Where does the string "satelliittihavainto" appear in the records? Copy every line that contains it.
------------------------------------
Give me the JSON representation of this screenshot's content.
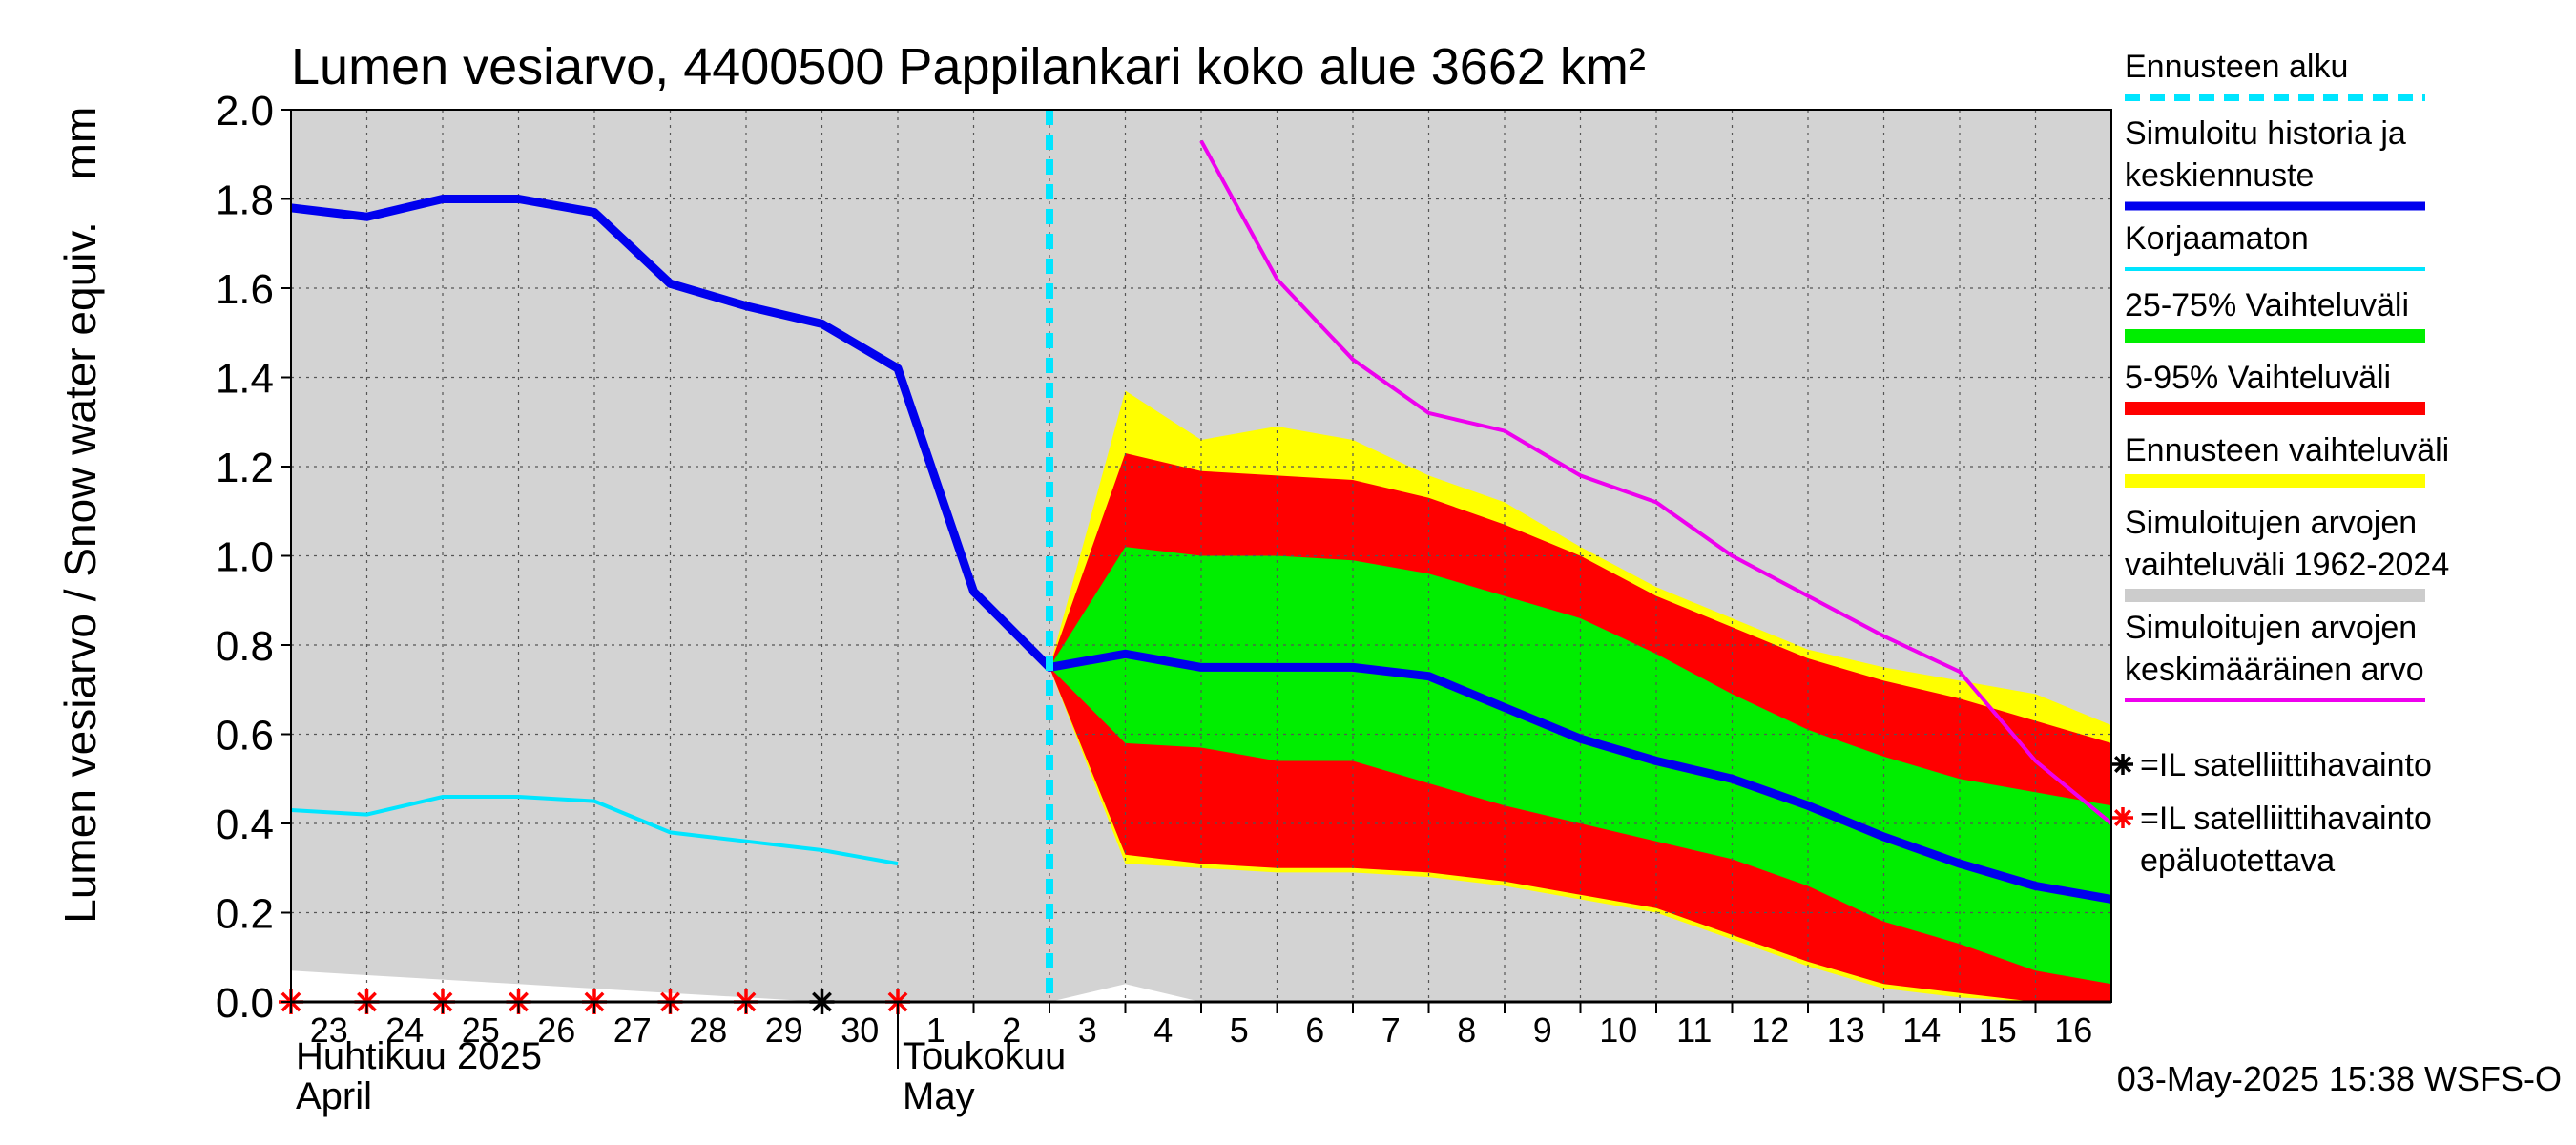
{
  "chart_data": {
    "type": "area",
    "title": "Lumen vesiarvo, 4400500 Pappilankari koko alue 3662 km²",
    "ylabel": "Lumen vesiarvo / Snow water equiv.",
    "yunit": "mm",
    "ylim": [
      0,
      2.0
    ],
    "yticks": [
      0.0,
      0.2,
      0.4,
      0.6,
      0.8,
      1.0,
      1.2,
      1.4,
      1.6,
      1.8,
      2.0
    ],
    "ytick_labels": [
      "0.0",
      "0.2",
      "0.4",
      "0.6",
      "0.8",
      "1.0",
      "1.2",
      "1.4",
      "1.6",
      "1.8",
      "2.0"
    ],
    "x_start_day": 23,
    "x_end_day": 47,
    "day_labels": [
      {
        "x": 23,
        "label": "23"
      },
      {
        "x": 24,
        "label": "24"
      },
      {
        "x": 25,
        "label": "25"
      },
      {
        "x": 26,
        "label": "26"
      },
      {
        "x": 27,
        "label": "27"
      },
      {
        "x": 28,
        "label": "28"
      },
      {
        "x": 29,
        "label": "29"
      },
      {
        "x": 30,
        "label": "30"
      },
      {
        "x": 31,
        "label": "1"
      },
      {
        "x": 32,
        "label": "2"
      },
      {
        "x": 33,
        "label": "3"
      },
      {
        "x": 34,
        "label": "4"
      },
      {
        "x": 35,
        "label": "5"
      },
      {
        "x": 36,
        "label": "6"
      },
      {
        "x": 37,
        "label": "7"
      },
      {
        "x": 38,
        "label": "8"
      },
      {
        "x": 39,
        "label": "9"
      },
      {
        "x": 40,
        "label": "10"
      },
      {
        "x": 41,
        "label": "11"
      },
      {
        "x": 42,
        "label": "12"
      },
      {
        "x": 43,
        "label": "13"
      },
      {
        "x": 44,
        "label": "14"
      },
      {
        "x": 45,
        "label": "15"
      },
      {
        "x": 46,
        "label": "16"
      }
    ],
    "month_labels": [
      {
        "x": 23,
        "fi": "Huhtikuu  2025",
        "en": "April"
      },
      {
        "x": 31,
        "fi": "Toukokuu",
        "en": "May"
      }
    ],
    "forecast_start_x": 33,
    "hist_range": {
      "x": [
        23,
        24,
        25,
        26,
        27,
        28,
        29,
        30,
        31,
        32,
        33,
        34,
        35,
        36,
        37,
        38,
        39,
        40,
        41,
        42,
        43,
        44,
        45,
        46,
        47
      ],
      "low": [
        0.07,
        0.06,
        0.05,
        0.04,
        0.03,
        0.02,
        0.01,
        0.0,
        0.0,
        0.0,
        0.0,
        0.04,
        0.0,
        0.0,
        0.0,
        0.0,
        0.0,
        0.0,
        0.0,
        0.0,
        0.0,
        0.0,
        0.0,
        0.0,
        0.0
      ],
      "high": [
        2.0,
        2.0,
        2.0,
        2.0,
        2.0,
        2.0,
        2.0,
        2.0,
        2.0,
        2.0,
        2.0,
        2.0,
        2.0,
        2.0,
        2.0,
        2.0,
        2.0,
        2.0,
        2.0,
        2.0,
        2.0,
        2.0,
        2.0,
        2.0,
        2.0
      ]
    },
    "forecast_x": [
      33,
      34,
      35,
      36,
      37,
      38,
      39,
      40,
      41,
      42,
      43,
      44,
      45,
      46,
      47
    ],
    "series": [
      {
        "name": "Ennusteen vaihteluväli",
        "color": "#ffff00",
        "low": [
          0.75,
          0.31,
          0.3,
          0.29,
          0.29,
          0.28,
          0.26,
          0.23,
          0.2,
          0.14,
          0.08,
          0.03,
          0.01,
          0.0,
          0.0
        ],
        "high": [
          0.75,
          1.37,
          1.26,
          1.29,
          1.26,
          1.18,
          1.12,
          1.02,
          0.93,
          0.86,
          0.79,
          0.75,
          0.72,
          0.69,
          0.62
        ]
      },
      {
        "name": "5-95% Vaihteluväli",
        "color": "#ff0000",
        "low": [
          0.75,
          0.33,
          0.31,
          0.3,
          0.3,
          0.29,
          0.27,
          0.24,
          0.21,
          0.15,
          0.09,
          0.04,
          0.02,
          0.0,
          0.0
        ],
        "high": [
          0.75,
          1.23,
          1.19,
          1.18,
          1.17,
          1.13,
          1.07,
          1.0,
          0.91,
          0.84,
          0.77,
          0.72,
          0.68,
          0.63,
          0.58
        ]
      },
      {
        "name": "25-75% Vaihteluväli",
        "color": "#00ee00",
        "low": [
          0.75,
          0.58,
          0.57,
          0.54,
          0.54,
          0.49,
          0.44,
          0.4,
          0.36,
          0.32,
          0.26,
          0.18,
          0.13,
          0.07,
          0.04
        ],
        "high": [
          0.75,
          1.02,
          1.0,
          1.0,
          0.99,
          0.96,
          0.91,
          0.86,
          0.78,
          0.69,
          0.61,
          0.55,
          0.5,
          0.47,
          0.44
        ]
      }
    ],
    "median": {
      "name": "Simuloitu historia ja keskiennuste",
      "color": "#0000ee",
      "x": [
        23,
        24,
        25,
        26,
        27,
        28,
        29,
        30,
        31,
        32,
        33,
        34,
        35,
        36,
        37,
        38,
        39,
        40,
        41,
        42,
        43,
        44,
        45,
        46,
        47
      ],
      "y": [
        1.78,
        1.76,
        1.8,
        1.8,
        1.77,
        1.61,
        1.56,
        1.52,
        1.42,
        0.92,
        0.75,
        0.78,
        0.75,
        0.75,
        0.75,
        0.73,
        0.66,
        0.59,
        0.54,
        0.5,
        0.44,
        0.37,
        0.31,
        0.26,
        0.23
      ]
    },
    "uncorrected": {
      "name": "Korjaamaton",
      "color": "#00e5ff",
      "x": [
        23,
        24,
        25,
        26,
        27,
        28,
        29,
        30,
        31
      ],
      "y": [
        0.43,
        0.42,
        0.46,
        0.46,
        0.45,
        0.38,
        0.36,
        0.34,
        0.31
      ]
    },
    "mean": {
      "name": "Simuloitujen arvojen keskimääräinen arvo",
      "color": "#ee00ee",
      "x": [
        35,
        36,
        37,
        38,
        39,
        40,
        41,
        42,
        43,
        44,
        45,
        46,
        47
      ],
      "y": [
        1.93,
        1.62,
        1.44,
        1.32,
        1.28,
        1.18,
        1.12,
        1.0,
        0.91,
        0.82,
        0.74,
        0.54,
        0.4
      ]
    },
    "satellite_obs": [
      {
        "x": 23,
        "y": 0.0,
        "reliable": false
      },
      {
        "x": 24,
        "y": 0.0,
        "reliable": false
      },
      {
        "x": 25,
        "y": 0.0,
        "reliable": false
      },
      {
        "x": 26,
        "y": 0.0,
        "reliable": false
      },
      {
        "x": 27,
        "y": 0.0,
        "reliable": false
      },
      {
        "x": 28,
        "y": 0.0,
        "reliable": false
      },
      {
        "x": 29,
        "y": 0.0,
        "reliable": false
      },
      {
        "x": 30,
        "y": 0.0,
        "reliable": true
      },
      {
        "x": 31,
        "y": 0.0,
        "reliable": false
      }
    ],
    "legend": [
      {
        "kind": "dashed",
        "color": "#00e5ff",
        "lines": [
          "Ennusteen alku"
        ]
      },
      {
        "kind": "line",
        "color": "#0000ee",
        "lines": [
          "Simuloitu historia ja",
          "keskiennuste"
        ]
      },
      {
        "kind": "line",
        "color": "#00e5ff",
        "lines": [
          "Korjaamaton"
        ]
      },
      {
        "kind": "band",
        "color": "#00ee00",
        "lines": [
          "25-75% Vaihteluväli"
        ]
      },
      {
        "kind": "band",
        "color": "#ff0000",
        "lines": [
          "5-95% Vaihteluväli"
        ]
      },
      {
        "kind": "band",
        "color": "#ffff00",
        "lines": [
          "Ennusteen vaihteluväli"
        ]
      },
      {
        "kind": "band",
        "color": "#cccccc",
        "lines": [
          "Simuloitujen arvojen",
          "vaihteluväli 1962-2024"
        ]
      },
      {
        "kind": "line",
        "color": "#ee00ee",
        "lines": [
          "Simuloitujen arvojen",
          "keskimääräinen arvo"
        ]
      },
      {
        "kind": "star",
        "color": "#000000",
        "lines": [
          "=IL satelliittihavainto"
        ]
      },
      {
        "kind": "star",
        "color": "#ff0000",
        "lines": [
          "=IL satelliittihavainto",
          "epäluotettava"
        ]
      }
    ],
    "timestamp": "03-May-2025 15:38 WSFS-O"
  }
}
------------------------------------
§ SOLUTION BELOW
          "=IL satelliittihavainto"
          "=IL satelliittihavainto",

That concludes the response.